**Page extract**
He has restored the liturgical practice, called “ad orientem,” because he said it reflects “a more authentic Catholic worship.”
The bishop, writing in the September issue of Tulsa’s monthly diocesan magazine, Eastern Oklahoma Catholic, said the liturgical practice, largely abandoned in the 1960s, demonstrates how the priest and the congregation share in the act of worship.
“In the past 40 years,” he wrote, “this shared orientation was lost; now the priest and the people have become accustomed to facing in opposite directions. The priest faces the people while the people face the priest, even though the eucharistic prayer is directed to the Father and not to the people.”
The bishop began using this restored liturgical practice during Masses last December.
An article in the January issue of the diocesan magazine explained the change and noted that cathedral parishioners might have “been confused, thinking that the bishop had turned his back on them.”
But many cathedral parishioners welcomed the restoration and said it gave them an increased understanding of the meaning of the liturgy, according to the article.
The bishop, who celebrates the Mass in English, said the “ad orientem” practice better represents what the Mass is all about, showing that the people and the priest are united in a single action. They offer one sacrifice, he explained, but in their proper roles: The people joined to Christ as his body and the priest configured to Christ as the head of the body.
“At Mass Christ joins us to himself as he offers himself in sacrifice to the Father for the world’s redemption. We can offer ourselves like this in him because we have become members of his body by baptism,” Bishop Slattery explained in his column.
“We also want to remember that all of the faithful offer the eucharistic sacrifice as members of Christ’s body. It’s incorrect to think that only the priest offers Mass,” he continued. “All the faithful share in the offering, even though the priest has a unique role.”
“Ad orientem” simply means “toward the east,” he said, noting that the church’s ancient liturgical practices had the priest and people facing in the same direction, usually toward the east, “in the expectation that when Christ returns, he will return ‘from the east.’”

**Complete the following**
1. Copy word for word everything in the passage on ad orientem worship from "An article in" down to "to the article.".
2. Pick up the passage on ad orientem worship after its final sentence and keep writing it.

**Raw records**
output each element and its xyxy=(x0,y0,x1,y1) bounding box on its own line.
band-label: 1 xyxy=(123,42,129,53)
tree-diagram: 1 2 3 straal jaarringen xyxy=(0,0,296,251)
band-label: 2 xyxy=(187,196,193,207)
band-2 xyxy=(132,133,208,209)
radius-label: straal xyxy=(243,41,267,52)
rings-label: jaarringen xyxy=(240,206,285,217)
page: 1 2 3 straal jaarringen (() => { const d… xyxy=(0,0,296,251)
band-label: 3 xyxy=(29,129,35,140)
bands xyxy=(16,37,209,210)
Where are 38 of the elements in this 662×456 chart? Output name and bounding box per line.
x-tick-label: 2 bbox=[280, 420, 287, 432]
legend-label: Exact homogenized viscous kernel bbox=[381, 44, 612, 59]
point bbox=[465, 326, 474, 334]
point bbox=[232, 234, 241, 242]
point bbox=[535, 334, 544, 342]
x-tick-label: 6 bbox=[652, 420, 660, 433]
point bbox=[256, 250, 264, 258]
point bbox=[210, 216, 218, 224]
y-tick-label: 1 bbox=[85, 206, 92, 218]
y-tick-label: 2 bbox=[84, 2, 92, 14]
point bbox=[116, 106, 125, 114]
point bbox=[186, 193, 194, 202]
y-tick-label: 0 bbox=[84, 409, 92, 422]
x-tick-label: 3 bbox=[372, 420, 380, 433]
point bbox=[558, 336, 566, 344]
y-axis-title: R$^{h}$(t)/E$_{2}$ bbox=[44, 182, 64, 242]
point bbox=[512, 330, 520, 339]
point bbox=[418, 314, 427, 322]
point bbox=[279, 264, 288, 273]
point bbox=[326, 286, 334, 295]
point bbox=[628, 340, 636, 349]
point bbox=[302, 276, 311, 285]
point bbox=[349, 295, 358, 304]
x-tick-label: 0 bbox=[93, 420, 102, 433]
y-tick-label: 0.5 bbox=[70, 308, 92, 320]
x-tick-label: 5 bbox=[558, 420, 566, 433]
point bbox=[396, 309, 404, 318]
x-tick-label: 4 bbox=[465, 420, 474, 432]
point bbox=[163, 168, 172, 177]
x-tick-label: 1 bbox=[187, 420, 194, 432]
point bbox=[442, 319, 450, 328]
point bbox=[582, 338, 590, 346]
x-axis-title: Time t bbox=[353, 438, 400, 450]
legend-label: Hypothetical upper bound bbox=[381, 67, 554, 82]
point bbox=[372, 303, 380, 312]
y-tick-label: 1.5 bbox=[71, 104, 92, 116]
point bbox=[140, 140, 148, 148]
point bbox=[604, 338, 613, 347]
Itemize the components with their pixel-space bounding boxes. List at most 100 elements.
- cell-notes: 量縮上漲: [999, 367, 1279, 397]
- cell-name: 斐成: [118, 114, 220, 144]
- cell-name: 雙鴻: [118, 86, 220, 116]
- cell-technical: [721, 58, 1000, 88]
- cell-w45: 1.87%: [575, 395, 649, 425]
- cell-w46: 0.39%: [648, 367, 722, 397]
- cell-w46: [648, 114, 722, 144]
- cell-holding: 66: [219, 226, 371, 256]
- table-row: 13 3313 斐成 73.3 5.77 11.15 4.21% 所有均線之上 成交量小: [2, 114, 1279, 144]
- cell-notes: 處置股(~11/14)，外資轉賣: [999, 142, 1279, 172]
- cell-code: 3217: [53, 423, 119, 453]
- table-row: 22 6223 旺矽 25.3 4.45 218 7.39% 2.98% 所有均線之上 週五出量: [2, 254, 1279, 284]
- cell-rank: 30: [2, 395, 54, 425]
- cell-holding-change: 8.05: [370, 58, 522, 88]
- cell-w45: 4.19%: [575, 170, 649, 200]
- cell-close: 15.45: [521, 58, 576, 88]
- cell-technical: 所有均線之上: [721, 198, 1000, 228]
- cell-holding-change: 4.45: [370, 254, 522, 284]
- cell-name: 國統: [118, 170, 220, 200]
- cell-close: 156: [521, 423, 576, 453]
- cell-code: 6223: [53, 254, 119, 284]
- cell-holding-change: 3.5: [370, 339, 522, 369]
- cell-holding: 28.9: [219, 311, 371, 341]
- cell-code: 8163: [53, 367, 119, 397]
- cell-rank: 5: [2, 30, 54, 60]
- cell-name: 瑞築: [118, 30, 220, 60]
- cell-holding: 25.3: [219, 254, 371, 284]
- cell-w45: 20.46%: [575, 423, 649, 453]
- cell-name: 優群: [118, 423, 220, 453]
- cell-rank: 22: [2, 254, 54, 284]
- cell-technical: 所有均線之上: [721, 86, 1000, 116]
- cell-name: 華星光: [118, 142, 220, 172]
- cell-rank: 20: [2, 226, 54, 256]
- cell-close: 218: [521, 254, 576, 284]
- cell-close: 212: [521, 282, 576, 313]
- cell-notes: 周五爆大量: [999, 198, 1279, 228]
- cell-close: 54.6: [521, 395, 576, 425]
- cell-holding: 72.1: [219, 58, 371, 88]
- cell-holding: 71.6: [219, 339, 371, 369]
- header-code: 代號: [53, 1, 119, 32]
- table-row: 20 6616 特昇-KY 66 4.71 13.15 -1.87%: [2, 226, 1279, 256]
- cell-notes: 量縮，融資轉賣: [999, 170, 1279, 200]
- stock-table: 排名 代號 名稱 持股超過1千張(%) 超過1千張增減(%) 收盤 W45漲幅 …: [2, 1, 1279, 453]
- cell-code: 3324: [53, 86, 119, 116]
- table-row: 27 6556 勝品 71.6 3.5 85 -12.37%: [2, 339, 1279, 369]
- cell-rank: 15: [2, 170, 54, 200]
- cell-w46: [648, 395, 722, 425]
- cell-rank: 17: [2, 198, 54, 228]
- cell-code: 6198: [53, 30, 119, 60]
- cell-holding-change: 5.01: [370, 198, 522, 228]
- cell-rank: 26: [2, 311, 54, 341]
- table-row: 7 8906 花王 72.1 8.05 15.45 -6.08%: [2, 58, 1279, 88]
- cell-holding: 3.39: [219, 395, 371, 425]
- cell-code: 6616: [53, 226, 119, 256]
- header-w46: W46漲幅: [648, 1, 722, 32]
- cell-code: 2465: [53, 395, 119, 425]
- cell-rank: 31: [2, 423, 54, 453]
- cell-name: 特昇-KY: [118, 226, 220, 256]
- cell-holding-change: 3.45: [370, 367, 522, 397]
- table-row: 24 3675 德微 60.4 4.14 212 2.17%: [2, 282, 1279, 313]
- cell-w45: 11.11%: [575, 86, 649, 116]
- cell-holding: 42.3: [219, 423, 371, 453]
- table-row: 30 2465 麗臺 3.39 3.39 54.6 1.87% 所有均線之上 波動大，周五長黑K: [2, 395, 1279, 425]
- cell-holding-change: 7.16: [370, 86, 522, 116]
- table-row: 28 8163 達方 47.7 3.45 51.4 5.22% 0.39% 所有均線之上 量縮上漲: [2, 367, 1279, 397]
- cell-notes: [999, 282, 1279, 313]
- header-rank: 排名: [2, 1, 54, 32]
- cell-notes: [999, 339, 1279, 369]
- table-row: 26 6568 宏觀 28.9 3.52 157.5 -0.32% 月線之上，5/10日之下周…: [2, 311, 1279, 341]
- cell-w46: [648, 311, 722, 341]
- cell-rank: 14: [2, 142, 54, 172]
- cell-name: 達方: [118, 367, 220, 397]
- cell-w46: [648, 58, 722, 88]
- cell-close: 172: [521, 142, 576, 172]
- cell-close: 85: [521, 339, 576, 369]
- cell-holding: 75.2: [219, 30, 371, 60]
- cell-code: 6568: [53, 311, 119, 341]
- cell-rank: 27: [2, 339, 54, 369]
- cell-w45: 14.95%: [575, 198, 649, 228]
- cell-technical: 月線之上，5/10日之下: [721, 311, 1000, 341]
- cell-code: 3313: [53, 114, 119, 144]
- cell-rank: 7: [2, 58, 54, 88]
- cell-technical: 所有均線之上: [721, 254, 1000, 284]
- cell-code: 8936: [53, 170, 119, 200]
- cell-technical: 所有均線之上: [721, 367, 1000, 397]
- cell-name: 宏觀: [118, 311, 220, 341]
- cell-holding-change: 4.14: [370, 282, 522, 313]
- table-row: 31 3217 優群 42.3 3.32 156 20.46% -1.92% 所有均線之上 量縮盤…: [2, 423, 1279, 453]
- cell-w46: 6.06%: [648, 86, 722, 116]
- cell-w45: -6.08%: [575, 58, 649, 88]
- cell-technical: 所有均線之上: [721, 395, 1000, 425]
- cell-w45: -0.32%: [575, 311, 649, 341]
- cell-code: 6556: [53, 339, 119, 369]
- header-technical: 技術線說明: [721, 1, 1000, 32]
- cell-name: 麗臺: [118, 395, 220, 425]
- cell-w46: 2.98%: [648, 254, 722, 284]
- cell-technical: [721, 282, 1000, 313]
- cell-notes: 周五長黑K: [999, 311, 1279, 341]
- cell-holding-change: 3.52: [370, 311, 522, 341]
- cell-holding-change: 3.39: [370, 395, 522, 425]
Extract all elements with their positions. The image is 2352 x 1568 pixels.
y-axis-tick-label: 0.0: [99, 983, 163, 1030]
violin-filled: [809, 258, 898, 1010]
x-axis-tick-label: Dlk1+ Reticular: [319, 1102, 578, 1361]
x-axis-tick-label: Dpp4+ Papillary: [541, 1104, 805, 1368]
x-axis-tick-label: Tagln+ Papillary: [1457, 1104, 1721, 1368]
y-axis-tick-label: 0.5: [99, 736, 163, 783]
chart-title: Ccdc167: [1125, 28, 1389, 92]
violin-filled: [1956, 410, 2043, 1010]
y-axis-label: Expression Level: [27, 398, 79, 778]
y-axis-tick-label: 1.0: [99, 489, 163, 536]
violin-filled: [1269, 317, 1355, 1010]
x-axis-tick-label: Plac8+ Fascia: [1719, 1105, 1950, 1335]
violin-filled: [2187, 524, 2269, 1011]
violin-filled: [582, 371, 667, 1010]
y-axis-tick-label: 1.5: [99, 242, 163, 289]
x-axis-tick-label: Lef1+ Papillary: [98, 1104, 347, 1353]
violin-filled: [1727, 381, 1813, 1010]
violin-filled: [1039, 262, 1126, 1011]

**Results in order**
1.
An article in the January issue of the diocesan magazine explained the change and noted that cathedral parishioners might have “been confused, thinking that the bishop had turned his back on them.”
But many cathedral parishioners welcomed the restoration and said it gave them an increased understanding of the meaning of the liturgy, according to the article.

2.
There were “solid reasons for the church to have held on to this posture for so long,” he said.
“First of all, the Catholic liturgy has always maintained a marvelous adherence to the apostolic tradition,” Bishop Slattery said. “We see the Mass, indeed the whole liturgical expression of the church’s life, as something which we have received from the apostles and which we in turn are expected to hand on intact.
“Secondly, the church held on to this single eastward position because of the sublime way it reveals the nature of the Mass ... that the priest stands at the head of the people, sharing in one and the same action ... an act of worship,” he said.
Since the Second Vatican Council, the priest has faced the people, partly to help them “understand the liturgical action of the Mass by allowing them to see what was going on, and partly as an accommodation to contemporary culture where people who exercise authority are expected to face directly the people they serve, like a teacher sitting behind her desk.”
But the change had “a number of unforeseen and largely negative effects,” the bishop said.
“It was a serious rupture with the church’s ancient tradition. ... It can give the appearance that the priest and the people were engaged in a conversation about God, rather than the worship of God,” he said. And it also “places an inordinate importance on the personality of the celebrant by placing him on a kind of liturgical stage,” he said.
Even before he became pope, Pope Benedict XVI “has been urging us to draw upon the ancient liturgical practice of the church to recover a more authentic Catholic worship and, for that reason, I have restored the venerable ‘ad orientem position.’”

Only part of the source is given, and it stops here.